## [ENTRIES SHOWN]
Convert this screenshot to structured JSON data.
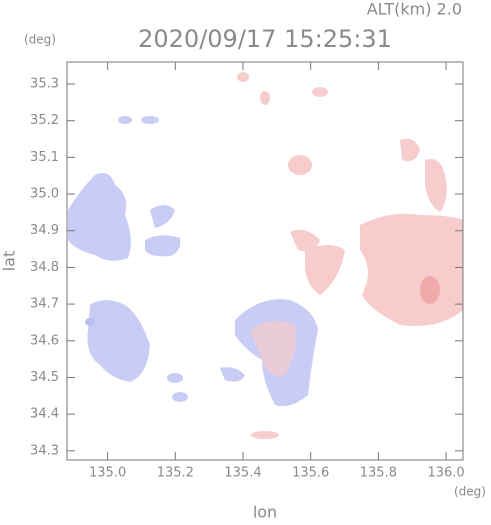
{
  "chart_data": {
    "type": "radar-map",
    "title": "2020/09/17 15:25:31",
    "annotation": "ALT(km) 2.0",
    "x_label": "lon",
    "y_label": "lat",
    "x_unit": "(deg)",
    "y_unit": "(deg)",
    "xlim": [
      134.88,
      136.05
    ],
    "xticks": [
      {
        "value": 135.0,
        "label": "135.0"
      },
      135.2,
      135.4,
      135.6,
      135.8,
      {
        "value": 136.0,
        "label": "136.0"
      }
    ],
    "ylim": [
      34.275,
      35.36
    ],
    "yticks": [
      34.3,
      34.4,
      34.5,
      34.6,
      34.7,
      34.8,
      34.9,
      {
        "value": 35.0,
        "label": "35.0"
      },
      35.1,
      35.2,
      35.3
    ]
  }
}
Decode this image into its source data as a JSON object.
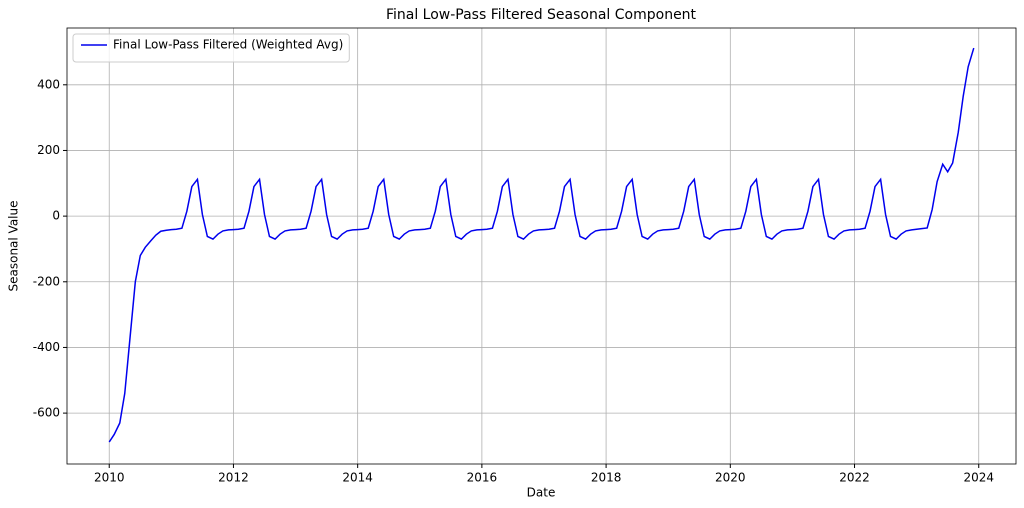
{
  "chart_data": {
    "type": "line",
    "title": "Final Low-Pass Filtered Seasonal Component",
    "x_label": "Date",
    "y_label": "Seasonal Value",
    "x": [
      2010,
      2010.08,
      2010.17,
      2010.25,
      2010.33,
      2010.42,
      2010.5,
      2010.58,
      2010.67,
      2010.75,
      2010.83,
      2010.92,
      2011,
      2011.08,
      2011.17,
      2011.25,
      2011.33,
      2011.42,
      2011.5,
      2011.58,
      2011.67,
      2011.75,
      2011.83,
      2011.92,
      2012,
      2012.08,
      2012.17,
      2012.25,
      2012.33,
      2012.42,
      2012.5,
      2012.58,
      2012.67,
      2012.75,
      2012.83,
      2012.92,
      2013,
      2013.08,
      2013.17,
      2013.25,
      2013.33,
      2013.42,
      2013.5,
      2013.58,
      2013.67,
      2013.75,
      2013.83,
      2013.92,
      2014,
      2014.08,
      2014.17,
      2014.25,
      2014.33,
      2014.42,
      2014.5,
      2014.58,
      2014.67,
      2014.75,
      2014.83,
      2014.92,
      2015,
      2015.08,
      2015.17,
      2015.25,
      2015.33,
      2015.42,
      2015.5,
      2015.58,
      2015.67,
      2015.75,
      2015.83,
      2015.92,
      2016,
      2016.08,
      2016.17,
      2016.25,
      2016.33,
      2016.42,
      2016.5,
      2016.58,
      2016.67,
      2016.75,
      2016.83,
      2016.92,
      2017,
      2017.08,
      2017.17,
      2017.25,
      2017.33,
      2017.42,
      2017.5,
      2017.58,
      2017.67,
      2017.75,
      2017.83,
      2017.92,
      2018,
      2018.08,
      2018.17,
      2018.25,
      2018.33,
      2018.42,
      2018.5,
      2018.58,
      2018.67,
      2018.75,
      2018.83,
      2018.92,
      2019,
      2019.08,
      2019.17,
      2019.25,
      2019.33,
      2019.42,
      2019.5,
      2019.58,
      2019.67,
      2019.75,
      2019.83,
      2019.92,
      2020,
      2020.08,
      2020.17,
      2020.25,
      2020.33,
      2020.42,
      2020.5,
      2020.58,
      2020.67,
      2020.75,
      2020.83,
      2020.92,
      2021,
      2021.08,
      2021.17,
      2021.25,
      2021.33,
      2021.42,
      2021.5,
      2021.58,
      2021.67,
      2021.75,
      2021.83,
      2021.92,
      2022,
      2022.08,
      2022.17,
      2022.25,
      2022.33,
      2022.42,
      2022.5,
      2022.58,
      2022.67,
      2022.75,
      2022.83,
      2022.92,
      2023,
      2023.08,
      2023.17,
      2023.25,
      2023.33,
      2023.42,
      2023.5,
      2023.58,
      2023.67,
      2023.75,
      2023.83,
      2023.92
    ],
    "series": [
      {
        "name": "Final Low-Pass Filtered (Weighted Avg)",
        "color": "#0000ee",
        "values": [
          -688,
          -665,
          -630,
          -540,
          -380,
          -200,
          -120,
          -95,
          -75,
          -58,
          -46,
          -43,
          -41,
          -40,
          -37,
          15,
          90,
          112,
          5,
          -62,
          -70,
          -55,
          -45,
          -42,
          -41,
          -40,
          -37,
          15,
          90,
          112,
          5,
          -62,
          -70,
          -55,
          -45,
          -42,
          -41,
          -40,
          -37,
          15,
          90,
          112,
          5,
          -62,
          -70,
          -55,
          -45,
          -42,
          -41,
          -40,
          -37,
          15,
          90,
          112,
          5,
          -62,
          -70,
          -55,
          -45,
          -42,
          -41,
          -40,
          -37,
          15,
          90,
          112,
          5,
          -62,
          -70,
          -55,
          -45,
          -42,
          -41,
          -40,
          -37,
          15,
          90,
          112,
          5,
          -62,
          -70,
          -55,
          -45,
          -42,
          -41,
          -40,
          -37,
          15,
          90,
          112,
          5,
          -62,
          -70,
          -55,
          -45,
          -42,
          -41,
          -40,
          -37,
          15,
          90,
          112,
          5,
          -62,
          -70,
          -55,
          -45,
          -42,
          -41,
          -40,
          -37,
          15,
          90,
          112,
          5,
          -62,
          -70,
          -55,
          -45,
          -42,
          -41,
          -40,
          -37,
          15,
          90,
          112,
          5,
          -62,
          -70,
          -55,
          -45,
          -42,
          -41,
          -40,
          -37,
          15,
          90,
          112,
          5,
          -62,
          -70,
          -55,
          -45,
          -42,
          -41,
          -40,
          -37,
          15,
          90,
          112,
          5,
          -62,
          -70,
          -55,
          -45,
          -42,
          -40,
          -38,
          -36,
          20,
          105,
          158,
          135,
          162,
          255,
          365,
          455,
          512
        ]
      }
    ],
    "xlim": [
      2009.32,
      2024.6
    ],
    "xticks": [
      2010,
      2012,
      2014,
      2016,
      2018,
      2020,
      2022,
      2024
    ],
    "ylim": [
      -755,
      573
    ],
    "yticks": [
      -600,
      -400,
      -200,
      0,
      200,
      400
    ],
    "grid": true,
    "legend": "upper left"
  }
}
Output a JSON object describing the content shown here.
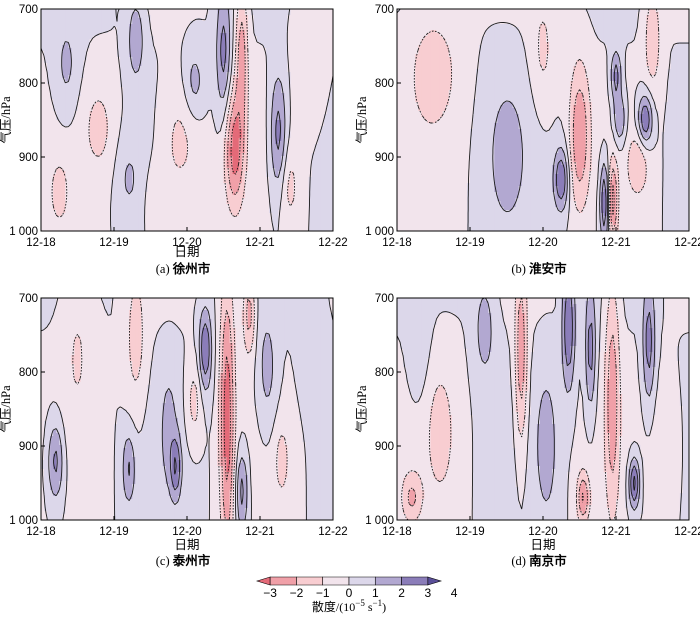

## [STATED GOAL]
Leave out the pictures and output every record above precisely as given.

## [FINISHED ANSWER]
Convert this screenshot to structured JSON data.
{
  "chart_data": {
    "type": "radar-map",
    "title": "2020/09/17 15:25:31",
    "annotation": "ALT(km) 2.0",
    "x_label": "lon",
    "y_label": "lat",
    "x_unit": "(deg)",
    "y_unit": "(deg)",
    "xlim": [
      134.88,
      136.05
    ],
    "xticks": [
      {
        "value": 135.0,
        "label": "135.0"
      },
      135.2,
      135.4,
      135.6,
      135.8,
      {
        "value": 136.0,
        "label": "136.0"
      }
    ],
    "ylim": [
      34.275,
      35.36
    ],
    "yticks": [
      34.3,
      34.4,
      34.5,
      34.6,
      34.7,
      34.8,
      34.9,
      {
        "value": 35.0,
        "label": "35.0"
      },
      35.1,
      35.2,
      35.3
    ]
  }
}
Decode this image into its source data as a JSON object.
{
  "chart_data": {
    "type": "line",
    "title": "Final Low-Pass Filtered Seasonal Component",
    "x_label": "Date",
    "y_label": "Seasonal Value",
    "x": [
      2010,
      2010.08,
      2010.17,
      2010.25,
      2010.33,
      2010.42,
      2010.5,
      2010.58,
      2010.67,
      2010.75,
      2010.83,
      2010.92,
      2011,
      2011.08,
      2011.17,
      2011.25,
      2011.33,
      2011.42,
      2011.5,
      2011.58,
      2011.67,
      2011.75,
      2011.83,
      2011.92,
      2012,
      2012.08,
      2012.17,
      2012.25,
      2012.33,
      2012.42,
      2012.5,
      2012.58,
      2012.67,
      2012.75,
      2012.83,
      2012.92,
      2013,
      2013.08,
      2013.17,
      2013.25,
      2013.33,
      2013.42,
      2013.5,
      2013.58,
      2013.67,
      2013.75,
      2013.83,
      2013.92,
      2014,
      2014.08,
      2014.17,
      2014.25,
      2014.33,
      2014.42,
      2014.5,
      2014.58,
      2014.67,
      2014.75,
      2014.83,
      2014.92,
      2015,
      2015.08,
      2015.17,
      2015.25,
      2015.33,
      2015.42,
      2015.5,
      2015.58,
      2015.67,
      2015.75,
      2015.83,
      2015.92,
      2016,
      2016.08,
      2016.17,
      2016.25,
      2016.33,
      2016.42,
      2016.5,
      2016.58,
      2016.67,
      2016.75,
      2016.83,
      2016.92,
      2017,
      2017.08,
      2017.17,
      2017.25,
      2017.33,
      2017.42,
      2017.5,
      2017.58,
      2017.67,
      2017.75,
      2017.83,
      2017.92,
      2018,
      2018.08,
      2018.17,
      2018.25,
      2018.33,
      2018.42,
      2018.5,
      2018.58,
      2018.67,
      2018.75,
      2018.83,
      2018.92,
      2019,
      2019.08,
      2019.17,
      2019.25,
      2019.33,
      2019.42,
      2019.5,
      2019.58,
      2019.67,
      2019.75,
      2019.83,
      2019.92,
      2020,
      2020.08,
      2020.17,
      2020.25,
      2020.33,
      2020.42,
      2020.5,
      2020.58,
      2020.67,
      2020.75,
      2020.83,
      2020.92,
      2021,
      2021.08,
      2021.17,
      2021.25,
      2021.33,
      2021.42,
      2021.5,
      2021.58,
      2021.67,
      2021.75,
      2021.83,
      2021.92,
      2022,
      2022.08,
      2022.17,
      2022.25,
      2022.33,
      2022.42,
      2022.5,
      2022.58,
      2022.67,
      2022.75,
      2022.83,
      2022.92,
      2023,
      2023.08,
      2023.17,
      2023.25,
      2023.33,
      2023.42,
      2023.5,
      2023.58,
      2023.67,
      2023.75,
      2023.83,
      2023.92
    ],
    "series": [
      {
        "name": "Final Low-Pass Filtered (Weighted Avg)",
        "color": "#0000ee",
        "values": [
          -688,
          -665,
          -630,
          -540,
          -380,
          -200,
          -120,
          -95,
          -75,
          -58,
          -46,
          -43,
          -41,
          -40,
          -37,
          15,
          90,
          112,
          5,
          -62,
          -70,
          -55,
          -45,
          -42,
          -41,
          -40,
          -37,
          15,
          90,
          112,
          5,
          -62,
          -70,
          -55,
          -45,
          -42,
          -41,
          -40,
          -37,
          15,
          90,
          112,
          5,
          -62,
          -70,
          -55,
          -45,
          -42,
          -41,
          -40,
          -37,
          15,
          90,
          112,
          5,
          -62,
          -70,
          -55,
          -45,
          -42,
          -41,
          -40,
          -37,
          15,
          90,
          112,
          5,
          -62,
          -70,
          -55,
          -45,
          -42,
          -41,
          -40,
          -37,
          15,
          90,
          112,
          5,
          -62,
          -70,
          -55,
          -45,
          -42,
          -41,
          -40,
          -37,
          15,
          90,
          112,
          5,
          -62,
          -70,
          -55,
          -45,
          -42,
          -41,
          -40,
          -37,
          15,
          90,
          112,
          5,
          -62,
          -70,
          -55,
          -45,
          -42,
          -41,
          -40,
          -37,
          15,
          90,
          112,
          5,
          -62,
          -70,
          -55,
          -45,
          -42,
          -41,
          -40,
          -37,
          15,
          90,
          112,
          5,
          -62,
          -70,
          -55,
          -45,
          -42,
          -41,
          -40,
          -37,
          15,
          90,
          112,
          5,
          -62,
          -70,
          -55,
          -45,
          -42,
          -41,
          -40,
          -37,
          15,
          90,
          112,
          5,
          -62,
          -70,
          -55,
          -45,
          -42,
          -40,
          -38,
          -36,
          20,
          105,
          158,
          135,
          162,
          255,
          365,
          455,
          512
        ]
      }
    ],
    "xlim": [
      2009.32,
      2024.6
    ],
    "xticks": [
      2010,
      2012,
      2014,
      2016,
      2018,
      2020,
      2022,
      2024
    ],
    "ylim": [
      -755,
      573
    ],
    "yticks": [
      -600,
      -400,
      -200,
      0,
      200,
      400
    ],
    "grid": true,
    "legend": "upper left"
  }
}
Output a JSON object describing the content shown here.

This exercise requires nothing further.